Saved entries
## Start

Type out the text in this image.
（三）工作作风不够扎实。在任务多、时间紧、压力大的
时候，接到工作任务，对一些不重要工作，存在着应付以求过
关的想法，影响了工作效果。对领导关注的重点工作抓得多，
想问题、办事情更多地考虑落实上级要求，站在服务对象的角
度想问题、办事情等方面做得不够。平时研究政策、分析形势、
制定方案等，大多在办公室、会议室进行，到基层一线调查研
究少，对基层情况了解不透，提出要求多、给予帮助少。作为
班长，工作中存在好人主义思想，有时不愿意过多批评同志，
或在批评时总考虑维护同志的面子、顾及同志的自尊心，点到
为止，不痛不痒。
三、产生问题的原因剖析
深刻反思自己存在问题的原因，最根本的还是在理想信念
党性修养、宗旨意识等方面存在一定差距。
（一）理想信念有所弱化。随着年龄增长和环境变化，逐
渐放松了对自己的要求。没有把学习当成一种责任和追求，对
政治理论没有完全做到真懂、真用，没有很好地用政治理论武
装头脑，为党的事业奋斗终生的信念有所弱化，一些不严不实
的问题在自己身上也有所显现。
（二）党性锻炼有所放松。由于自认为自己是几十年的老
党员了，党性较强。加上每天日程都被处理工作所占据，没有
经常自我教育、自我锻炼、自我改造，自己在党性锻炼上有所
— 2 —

## End
## Start

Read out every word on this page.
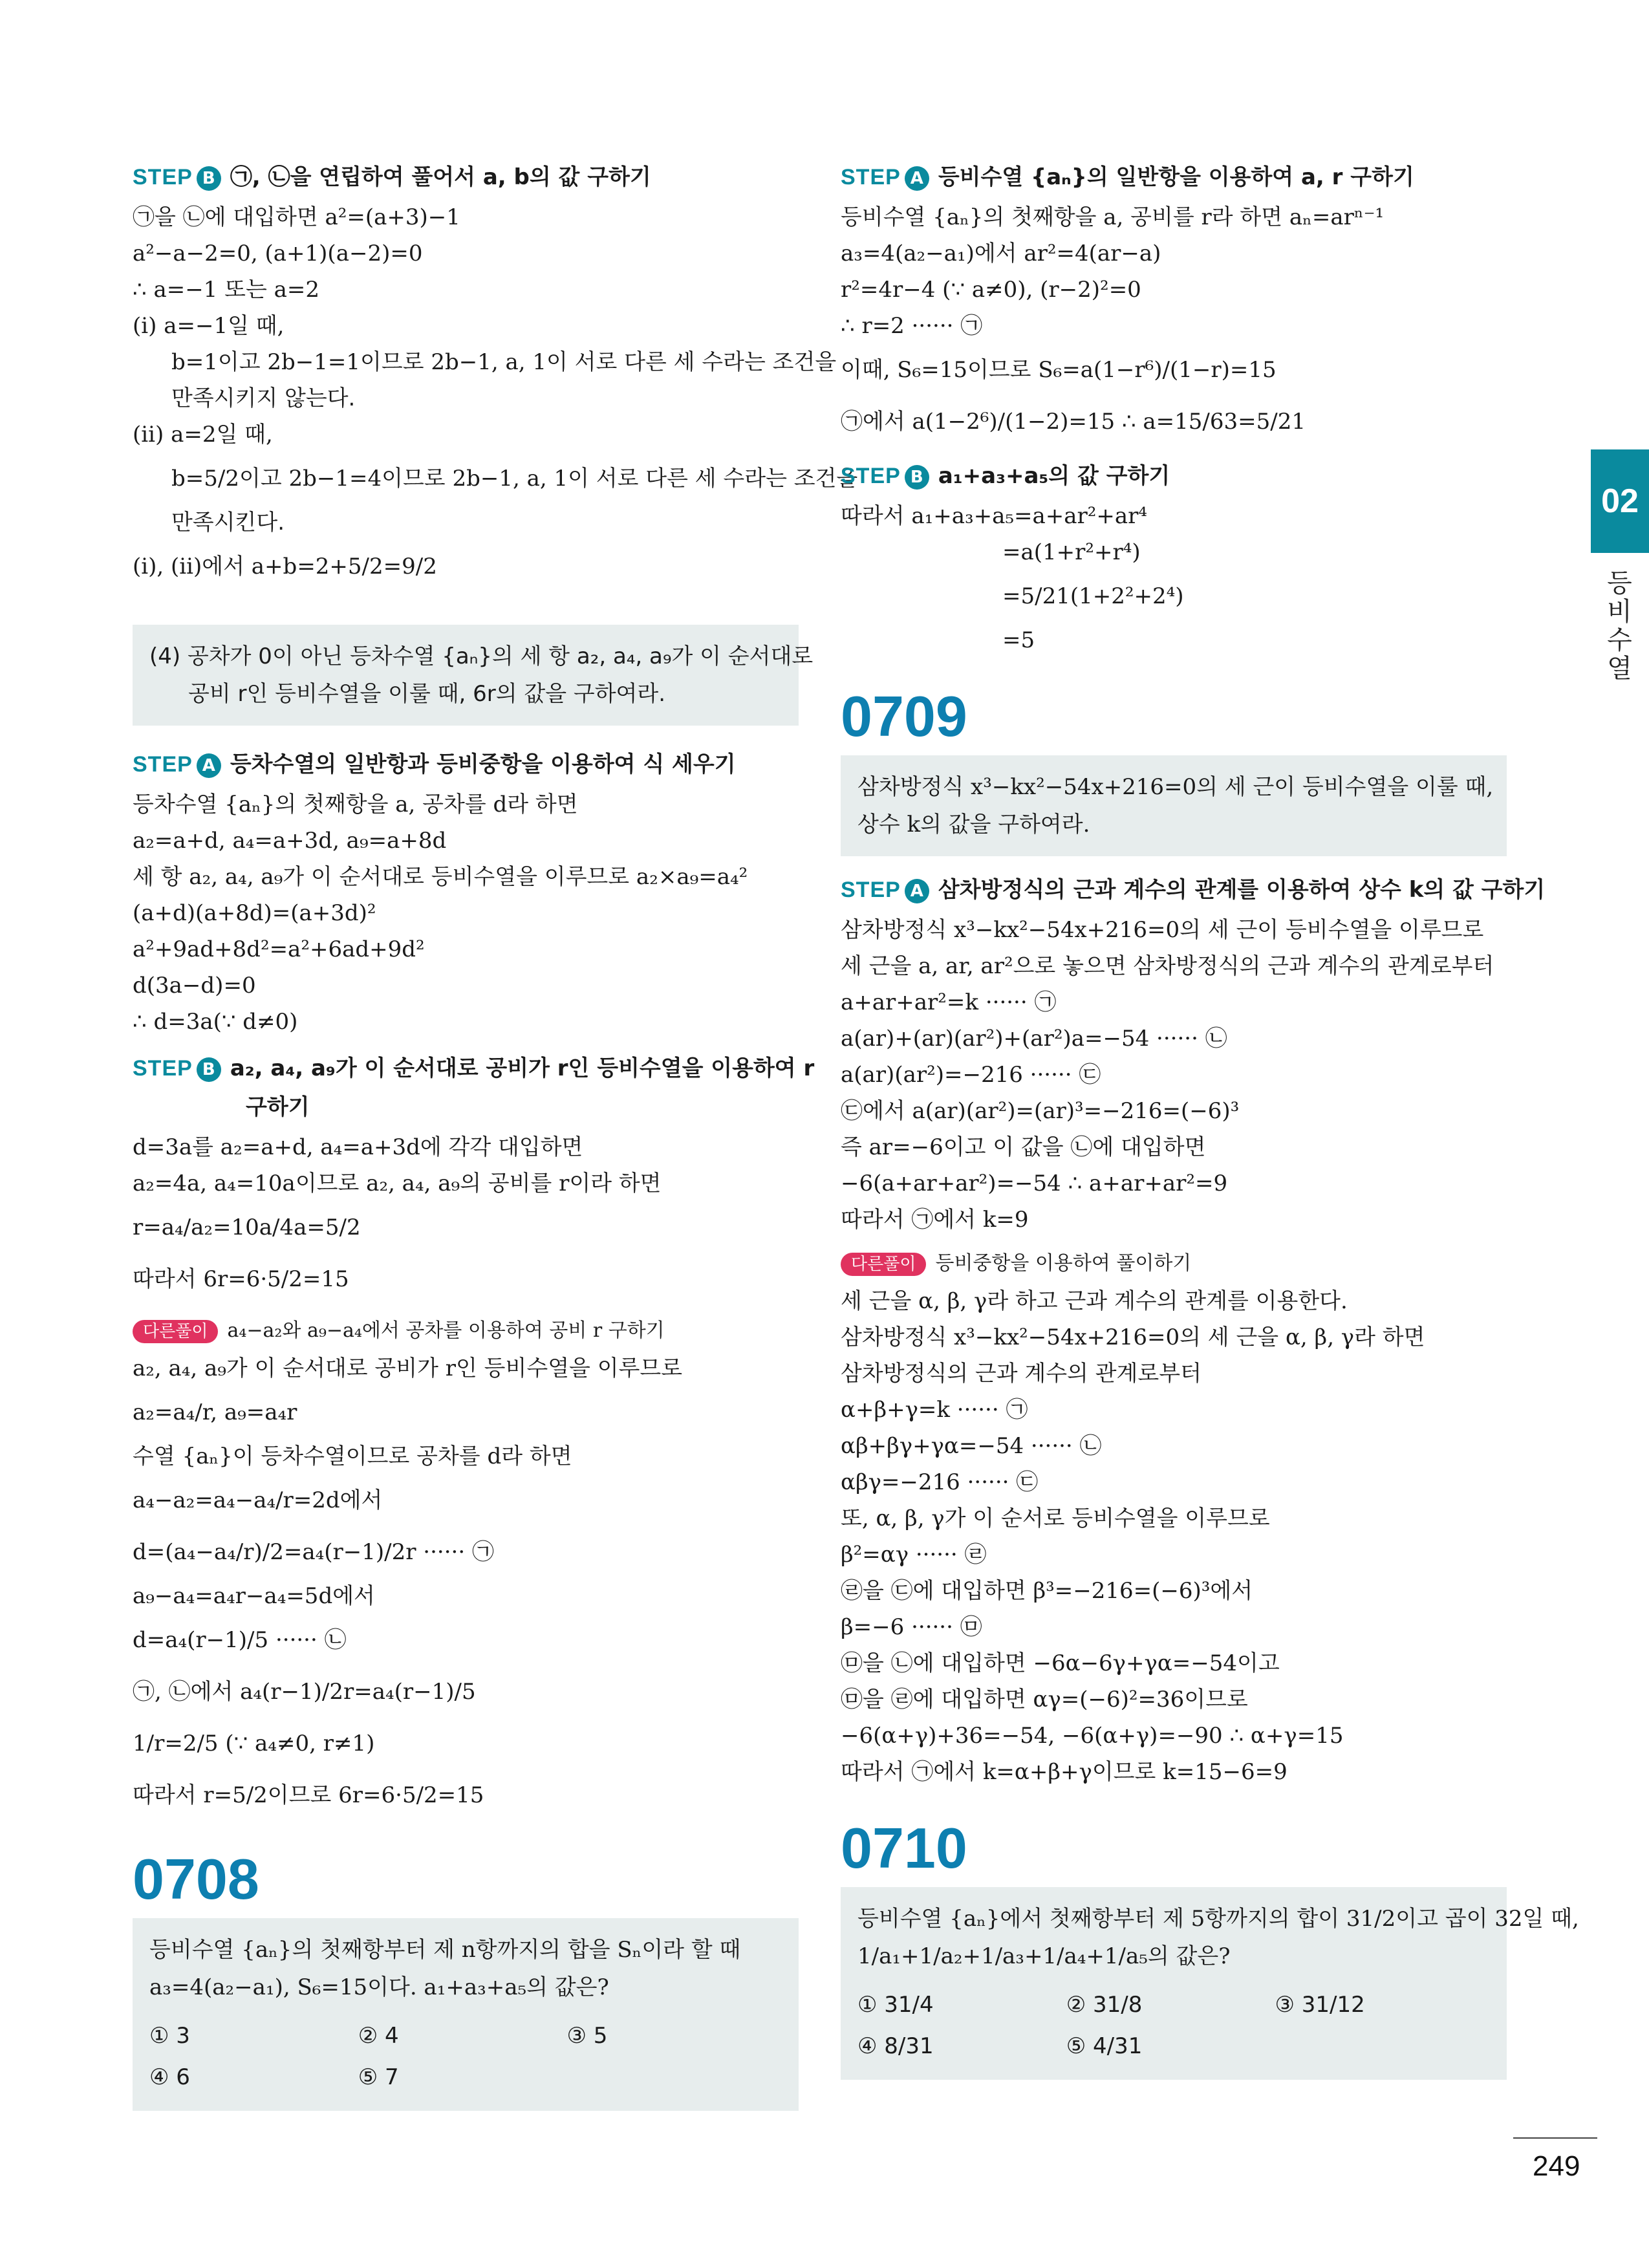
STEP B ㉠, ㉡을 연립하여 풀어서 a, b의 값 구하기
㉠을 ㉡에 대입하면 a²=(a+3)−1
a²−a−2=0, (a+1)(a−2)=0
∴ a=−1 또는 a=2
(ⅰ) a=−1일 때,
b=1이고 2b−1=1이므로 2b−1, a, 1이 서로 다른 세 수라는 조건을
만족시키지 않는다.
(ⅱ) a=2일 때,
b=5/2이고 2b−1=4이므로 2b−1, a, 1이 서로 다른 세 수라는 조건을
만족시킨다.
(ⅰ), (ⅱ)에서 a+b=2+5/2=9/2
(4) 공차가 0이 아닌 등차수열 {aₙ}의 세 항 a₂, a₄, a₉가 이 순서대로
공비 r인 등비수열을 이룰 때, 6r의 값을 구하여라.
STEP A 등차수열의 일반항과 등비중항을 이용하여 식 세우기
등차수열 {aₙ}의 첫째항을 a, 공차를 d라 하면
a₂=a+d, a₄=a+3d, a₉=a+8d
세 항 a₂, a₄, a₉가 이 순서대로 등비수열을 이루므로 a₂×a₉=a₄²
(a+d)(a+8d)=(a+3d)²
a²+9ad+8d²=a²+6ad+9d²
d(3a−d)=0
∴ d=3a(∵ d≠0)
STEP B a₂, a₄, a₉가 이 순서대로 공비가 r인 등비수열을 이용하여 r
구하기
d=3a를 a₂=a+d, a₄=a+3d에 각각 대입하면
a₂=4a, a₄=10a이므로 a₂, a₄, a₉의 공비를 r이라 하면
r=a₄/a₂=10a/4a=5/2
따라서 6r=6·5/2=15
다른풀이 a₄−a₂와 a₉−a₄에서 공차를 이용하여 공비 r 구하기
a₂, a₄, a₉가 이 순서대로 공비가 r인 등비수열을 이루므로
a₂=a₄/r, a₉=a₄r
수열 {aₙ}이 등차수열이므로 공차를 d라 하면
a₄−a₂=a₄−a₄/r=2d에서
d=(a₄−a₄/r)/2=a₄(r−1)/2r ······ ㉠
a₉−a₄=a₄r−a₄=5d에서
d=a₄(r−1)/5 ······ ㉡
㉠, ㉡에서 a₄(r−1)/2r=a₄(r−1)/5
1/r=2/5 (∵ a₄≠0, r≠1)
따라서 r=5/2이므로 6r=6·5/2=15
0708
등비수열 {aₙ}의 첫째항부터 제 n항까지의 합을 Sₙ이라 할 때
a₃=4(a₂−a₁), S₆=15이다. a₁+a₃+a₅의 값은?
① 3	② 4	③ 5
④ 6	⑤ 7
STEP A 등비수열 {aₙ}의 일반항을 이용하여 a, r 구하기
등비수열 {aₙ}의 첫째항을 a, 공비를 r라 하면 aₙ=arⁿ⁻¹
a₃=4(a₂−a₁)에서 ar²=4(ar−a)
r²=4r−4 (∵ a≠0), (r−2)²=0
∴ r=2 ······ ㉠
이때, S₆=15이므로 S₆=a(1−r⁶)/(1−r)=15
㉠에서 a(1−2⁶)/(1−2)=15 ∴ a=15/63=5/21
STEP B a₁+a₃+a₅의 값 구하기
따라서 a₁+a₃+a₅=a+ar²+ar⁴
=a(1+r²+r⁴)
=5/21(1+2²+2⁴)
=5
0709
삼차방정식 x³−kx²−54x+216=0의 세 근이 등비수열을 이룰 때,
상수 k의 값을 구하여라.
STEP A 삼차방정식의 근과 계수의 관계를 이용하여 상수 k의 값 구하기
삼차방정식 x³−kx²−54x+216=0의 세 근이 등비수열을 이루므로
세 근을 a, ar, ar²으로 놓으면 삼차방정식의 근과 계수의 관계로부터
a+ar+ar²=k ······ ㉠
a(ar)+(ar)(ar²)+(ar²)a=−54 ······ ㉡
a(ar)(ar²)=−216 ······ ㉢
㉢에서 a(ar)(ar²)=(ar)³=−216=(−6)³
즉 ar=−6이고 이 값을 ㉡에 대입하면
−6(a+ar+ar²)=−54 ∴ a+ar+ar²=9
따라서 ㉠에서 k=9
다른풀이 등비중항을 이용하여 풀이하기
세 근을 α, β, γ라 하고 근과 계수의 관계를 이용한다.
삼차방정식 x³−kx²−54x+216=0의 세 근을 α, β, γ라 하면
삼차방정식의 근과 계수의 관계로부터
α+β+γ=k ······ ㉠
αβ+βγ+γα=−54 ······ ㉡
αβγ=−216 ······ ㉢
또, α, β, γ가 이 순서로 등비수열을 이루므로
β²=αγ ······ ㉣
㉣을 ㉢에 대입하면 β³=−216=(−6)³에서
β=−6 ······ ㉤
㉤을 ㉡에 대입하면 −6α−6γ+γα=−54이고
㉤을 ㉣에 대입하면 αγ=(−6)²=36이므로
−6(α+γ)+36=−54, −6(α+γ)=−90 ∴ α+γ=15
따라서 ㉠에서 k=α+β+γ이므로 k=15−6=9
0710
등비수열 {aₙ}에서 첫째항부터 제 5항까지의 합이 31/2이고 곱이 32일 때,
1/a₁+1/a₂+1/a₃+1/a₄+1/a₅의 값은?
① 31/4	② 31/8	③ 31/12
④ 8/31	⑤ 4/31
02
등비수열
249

## End

» **PROBLEM TO SOLVE**: Gather each line in these records that contains the string "관계로부터".

» **FULL ANSWER**:
세 근을 a, ar, ar²으로 놓으면 삼차방정식의 근과 계수의 관계로부터
삼차방정식의 근과 계수의 관계로부터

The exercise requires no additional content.